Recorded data
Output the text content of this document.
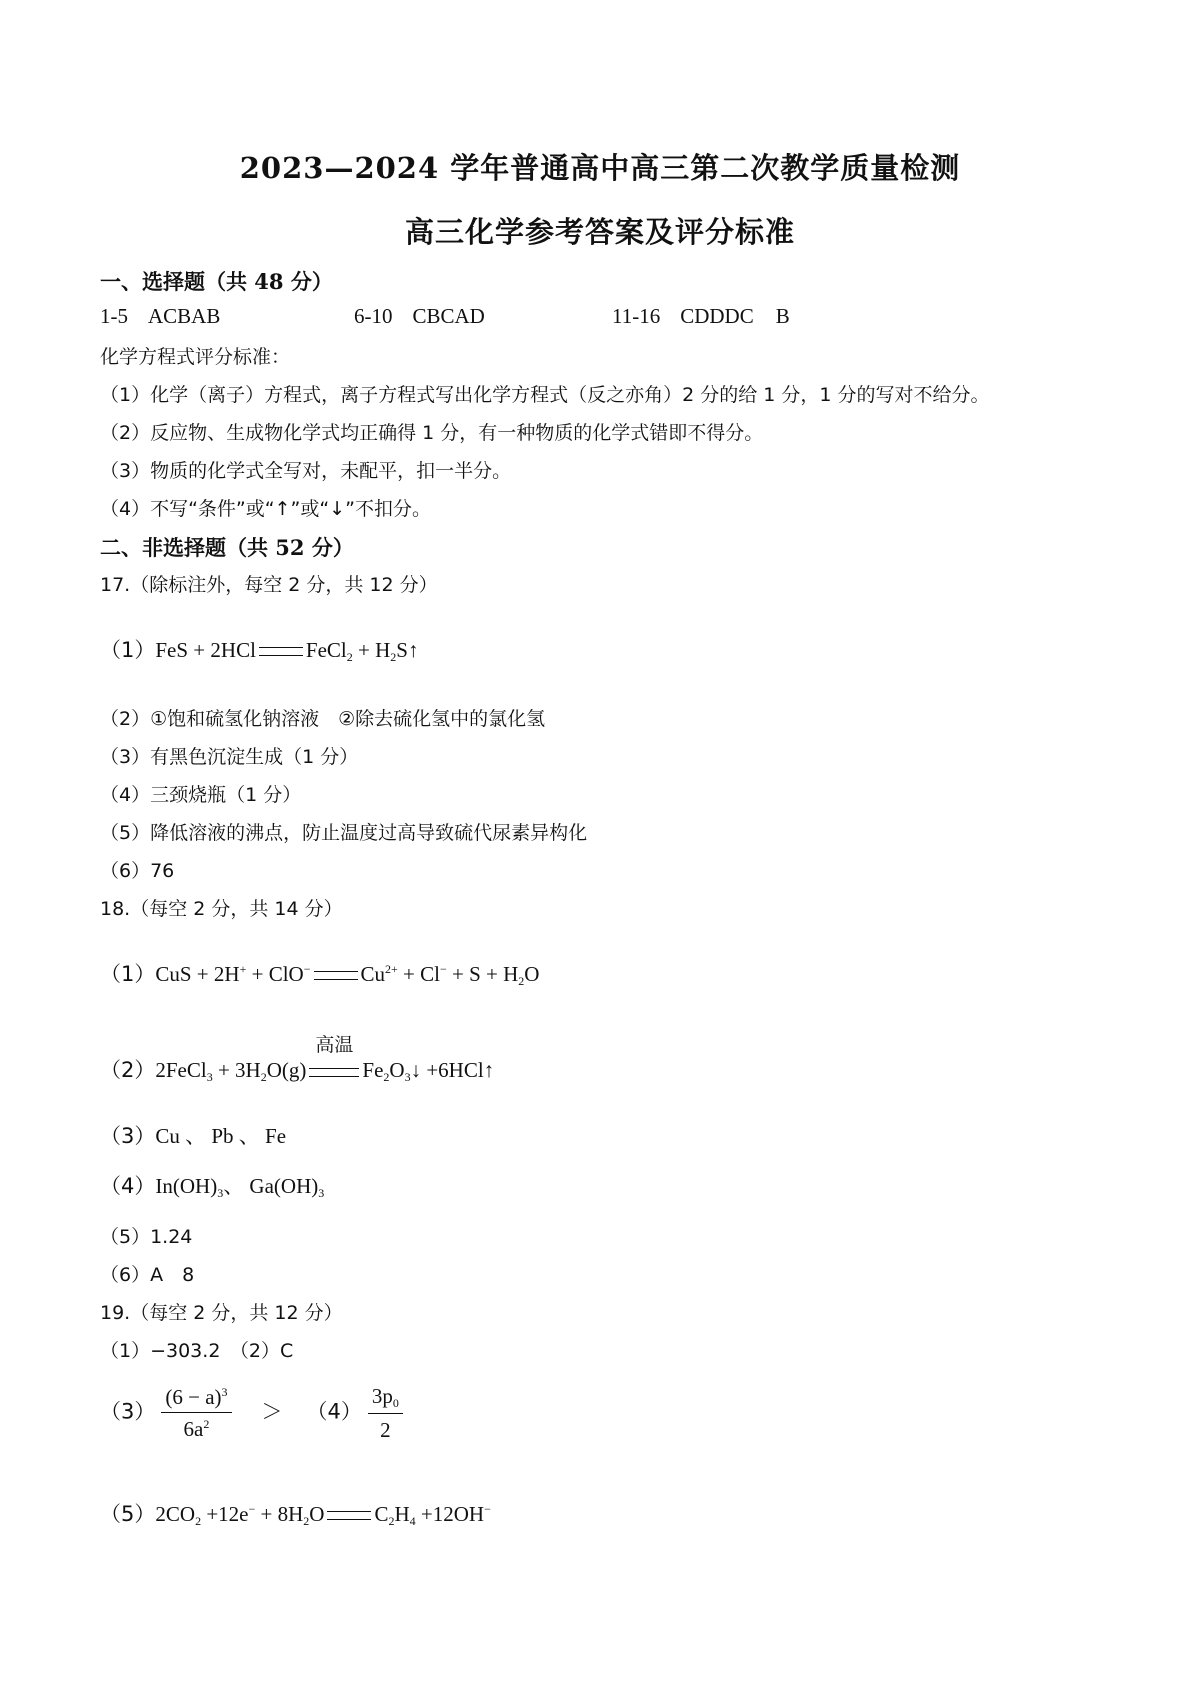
2023—2024 学年普通高中高三第二次教学质量检测
高三化学参考答案及评分标准
一、选择题（共 48 分）
1-5 ACBAB	6-10 CBCAD	11-16 CDDDC B
化学方程式评分标准：
（1）化学（离子）方程式，离子方程式写出化学方程式（反之亦角）2 分的给 1 分，1 分的写对不给分。
（2）反应物、生成物化学式均正确得 1 分，有一种物质的化学式错即不得分。
（3）物质的化学式全写对，未配平，扣一半分。
（4）不写“条件”或“↑”或“↓”不扣分。
二、非选择题（共 52 分）
17.（除标注外，每空 2 分，共 12 分）
（1）FeS + 2HCl FeCl$_2$ + $H_2S↑$
（2）①饱和硫氢化钠溶液　②除去硫化氢中的氯化氢
（3）有黑色沉淀生成（1 分）
（4）三颈烧瓶（1 分）
（5）降低溶液的沸点，防止温度过高导致硫代尿素异构化
（6）76
18.（每空 2 分，共 14 分）
（1）CuS + 2H+ + ClO− $Cu^{2+} + Cl^- + S + H_2O$
（2）2FeCl$_3$ + $3H_2O(g)$
高温
$Fe_2O_3↓$ +6HCl↑
（3）Cu 、 Pb 、 Fe
$(4)In(OH)_3$、 $Ga(OH)_3$
（5）1.24
（6）A　8
19.（每空 2 分，共 12 分）
（1）−303.2　（2）C
$(3) \frac{(6 - a)^3}{6a^2} > (4) \frac{3p_0}{2}$
$(5)2CO_2 +12e^- + 8H_2O$ $C_2H_4 +12OH^-$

— Goal of the exercise —
Word for word, quote the full listing, omitting every picture.

— Result for this exercise —
Output the text content of this document.
2023—2024 学年普通高中高三第二次教学质量检测
高三化学参考答案及评分标准
一、选择题（共 48 分）
1-5 ACBAB	6-10 CBCAD	11-16 CDDDC B
化学方程式评分标准：
（1）化学（离子）方程式，离子方程式写出化学方程式（反之亦角）2 分的给 1 分，1 分的写对不给分。
（2）反应物、生成物化学式均正确得 1 分，有一种物质的化学式错即不得分。
（3）物质的化学式全写对，未配平，扣一半分。
（4）不写“条件”或“↑”或“↓”不扣分。
二、非选择题（共 52 分）
17.（除标注外，每空 2 分，共 12 分）
（1）FeS + 2HCl FeCl$_2$ + $H_2S↑$
（2）①饱和硫氢化钠溶液　②除去硫化氢中的氯化氢
（3）有黑色沉淀生成（1 分）
（4）三颈烧瓶（1 分）
（5）降低溶液的沸点，防止温度过高导致硫代尿素异构化
（6）76
18.（每空 2 分，共 14 分）
（1）CuS + 2H+ + ClO− $Cu^{2+} + Cl^- + S + H_2O$
（2）2FeCl$_3$ + $3H_2O(g)$
高温
$Fe_2O_3↓$ +6HCl↑
（3）Cu 、 Pb 、 Fe
$(4)In(OH)_3$、 $Ga(OH)_3$
（5）1.24
（6）A　8
19.（每空 2 分，共 12 分）
（1）−303.2　（2）C
$(3) \frac{(6 - a)^3}{6a^2} > (4) \frac{3p_0}{2}$
$(5)2CO_2 +12e^- + 8H_2O$ $C_2H_4 +12OH^-$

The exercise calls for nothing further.